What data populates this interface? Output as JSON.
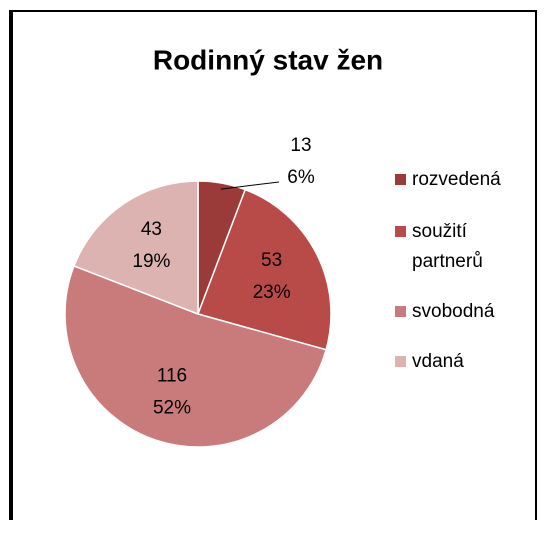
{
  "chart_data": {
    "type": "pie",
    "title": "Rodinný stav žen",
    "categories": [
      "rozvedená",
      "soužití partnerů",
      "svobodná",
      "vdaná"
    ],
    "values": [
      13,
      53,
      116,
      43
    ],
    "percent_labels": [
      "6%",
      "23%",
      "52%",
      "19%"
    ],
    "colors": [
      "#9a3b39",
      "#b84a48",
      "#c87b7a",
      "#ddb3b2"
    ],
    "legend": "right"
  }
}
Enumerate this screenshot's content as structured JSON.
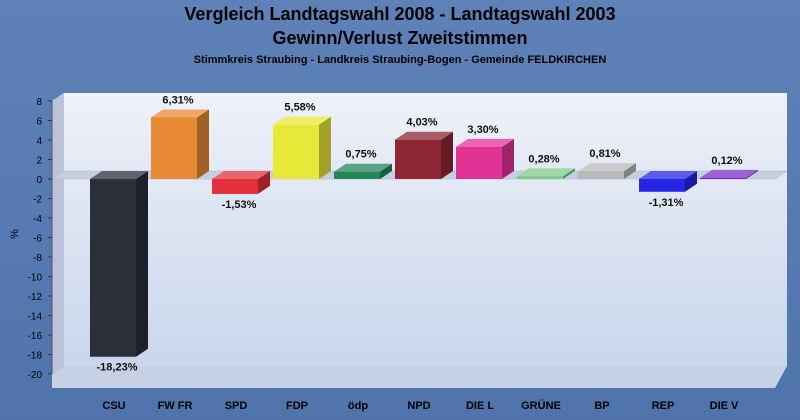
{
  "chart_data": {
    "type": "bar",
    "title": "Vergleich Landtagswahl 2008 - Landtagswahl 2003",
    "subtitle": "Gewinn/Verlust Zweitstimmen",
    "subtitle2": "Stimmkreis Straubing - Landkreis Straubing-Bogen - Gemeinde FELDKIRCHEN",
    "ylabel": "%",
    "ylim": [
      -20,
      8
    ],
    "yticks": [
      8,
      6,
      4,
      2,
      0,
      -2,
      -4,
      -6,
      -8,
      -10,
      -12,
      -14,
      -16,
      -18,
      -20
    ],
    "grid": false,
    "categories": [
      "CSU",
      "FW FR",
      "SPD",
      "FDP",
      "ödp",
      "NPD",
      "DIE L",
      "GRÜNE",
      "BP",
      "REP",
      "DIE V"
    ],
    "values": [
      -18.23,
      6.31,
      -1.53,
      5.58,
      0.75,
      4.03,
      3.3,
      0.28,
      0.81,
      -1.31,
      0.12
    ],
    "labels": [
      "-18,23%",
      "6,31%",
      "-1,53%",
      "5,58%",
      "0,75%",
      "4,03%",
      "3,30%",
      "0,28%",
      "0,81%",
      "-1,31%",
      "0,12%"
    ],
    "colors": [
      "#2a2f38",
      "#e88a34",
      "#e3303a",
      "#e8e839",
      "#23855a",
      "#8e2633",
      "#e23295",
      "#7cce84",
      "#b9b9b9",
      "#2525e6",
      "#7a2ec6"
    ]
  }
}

****************************************

→ EXERCISE TASK
Repeat exactly the lines above, from the line containing "Enumerate this screenshot's" through the last line of the records, inclusive; omit any pictures.

→ TASK RESPONSE
Enumerate this screenshot's content as structured JSON.
{
  "chart_data": {
    "type": "bar",
    "title": "Vergleich Landtagswahl 2008 - Landtagswahl 2003",
    "subtitle": "Gewinn/Verlust Zweitstimmen",
    "subtitle2": "Stimmkreis Straubing - Landkreis Straubing-Bogen - Gemeinde FELDKIRCHEN",
    "ylabel": "%",
    "ylim": [
      -20,
      8
    ],
    "yticks": [
      8,
      6,
      4,
      2,
      0,
      -2,
      -4,
      -6,
      -8,
      -10,
      -12,
      -14,
      -16,
      -18,
      -20
    ],
    "grid": false,
    "categories": [
      "CSU",
      "FW FR",
      "SPD",
      "FDP",
      "ödp",
      "NPD",
      "DIE L",
      "GRÜNE",
      "BP",
      "REP",
      "DIE V"
    ],
    "values": [
      -18.23,
      6.31,
      -1.53,
      5.58,
      0.75,
      4.03,
      3.3,
      0.28,
      0.81,
      -1.31,
      0.12
    ],
    "labels": [
      "-18,23%",
      "6,31%",
      "-1,53%",
      "5,58%",
      "0,75%",
      "4,03%",
      "3,30%",
      "0,28%",
      "0,81%",
      "-1,31%",
      "0,12%"
    ],
    "colors": [
      "#2a2f38",
      "#e88a34",
      "#e3303a",
      "#e8e839",
      "#23855a",
      "#8e2633",
      "#e23295",
      "#7cce84",
      "#b9b9b9",
      "#2525e6",
      "#7a2ec6"
    ]
  }
}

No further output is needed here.